**Provided passage**
Tuesday, 1 April 2014

Just what in the hell is multiculturalism anyway?

Psst.. there is a TL;DR at the bottom, if you are that sort of person.

This blog documents one of those moments where something, some issue you have always considered right, suddenly flips around on you, and you cannot un-see what you have seen.

My view of multiculturalism, from a UK perspective, up until about 4pm Bangalore time last Sunday:

"Multiculturalism is a great thing. A diversity of culture is as close to an objective measure as I know to measuring the healthiness of a societal system, that is, the rate, breadth, and sustenance of cultural evolution. I mean, look at any point of History.. could you imagine a time when so many people, of so many races, could live side-by-side for generations without major trouble? This may be anecdotal, but I was 27 before I first heard a racial slur used in anger, and that was in Serbia. That just wouldn't have been conceivable before. Multiculturalism, as demonstrated in the UK, is a continuing force for good, for overcoming prejudices, and for enlivening traditional British culture with a whole fusion of influences."

OK, now I'm not saying I have thrown all of this out the window. It has been a positive force in reducing racism, it has led to a cultural renaissance in cooking, music, fashion, etc, and it has, for the most part, worked. But there's a hitch. I now feel I have to add punctuation. 'Multiculturalism' in the UK isn't quite what it says on the tin, as we can see by looking at what it means when people say that multiculturalism has been a success or failure. Additionally, it also highlights why I now view 'multiculturalism' as at best irrelevant, at worst a potentially dangerous turn of events.

N.b From now, I will use 'multiculturalism' to denote my prior understanding, at that of the majority of people in the UK, of the term. I will use 'multi-culturalism' to denote what I now regard as the correct definition, as I will explain below.

**Exercise brief**
Copy out the blog post on multiculturalism above word for word, from the date at the top to the last line.

**Material provided**
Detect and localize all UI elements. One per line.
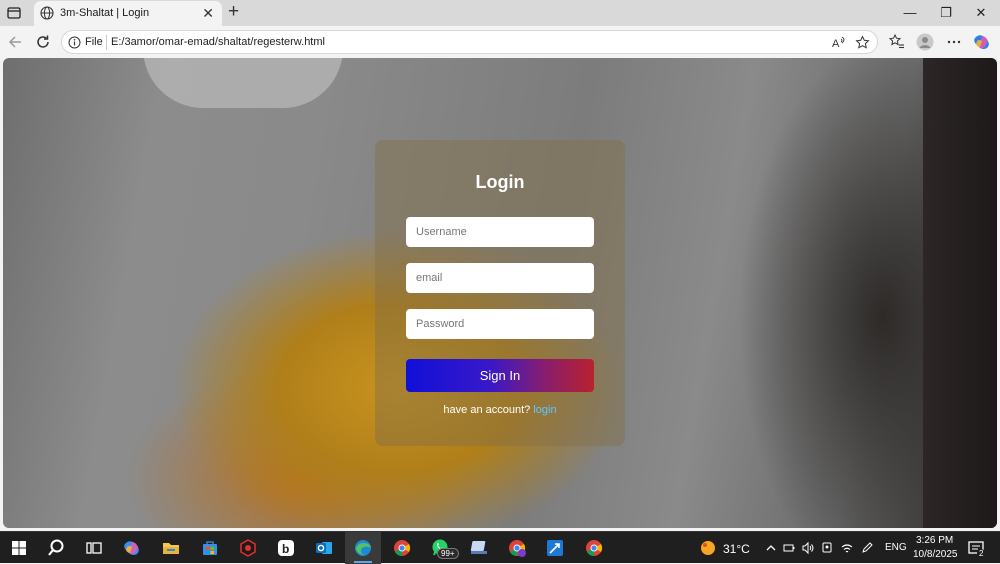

**The response**
Tuesday, 1 April 2014

Just what in the hell is multiculturalism anyway?

Psst.. there is a TL;DR at the bottom, if you are that sort of person.

This blog documents one of those moments where something, some issue you have always considered right, suddenly flips around on you, and you cannot un-see what you have seen.

My view of multiculturalism, from a UK perspective, up until about 4pm Bangalore time last Sunday:

"Multiculturalism is a great thing. A diversity of culture is as close to an objective measure as I know to measuring the healthiness of a societal system, that is, the rate, breadth, and sustenance of cultural evolution. I mean, look at any point of History.. could you imagine a time when so many people, of so many races, could live side-by-side for generations without major trouble? This may be anecdotal, but I was 27 before I first heard a racial slur used in anger, and that was in Serbia. That just wouldn't have been conceivable before. Multiculturalism, as demonstrated in the UK, is a continuing force for good, for overcoming prejudices, and for enlivening traditional British culture with a whole fusion of influences."

OK, now I'm not saying I have thrown all of this out the window. It has been a positive force in reducing racism, it has led to a cultural renaissance in cooking, music, fashion, etc, and it has, for the most part, worked. But there's a hitch. I now feel I have to add punctuation. 'Multiculturalism' in the UK isn't quite what it says on the tin, as we can see by looking at what it means when people say that multiculturalism has been a success or failure. Additionally, it also highlights why I now view 'multiculturalism' as at best irrelevant, at worst a potentially dangerous turn of events.

N.b From now, I will use 'multiculturalism' to denote my prior understanding, at that of the majority of people in the UK, of the term. I will use 'multi-culturalism' to denote what I now regard as the correct definition, as I will explain below.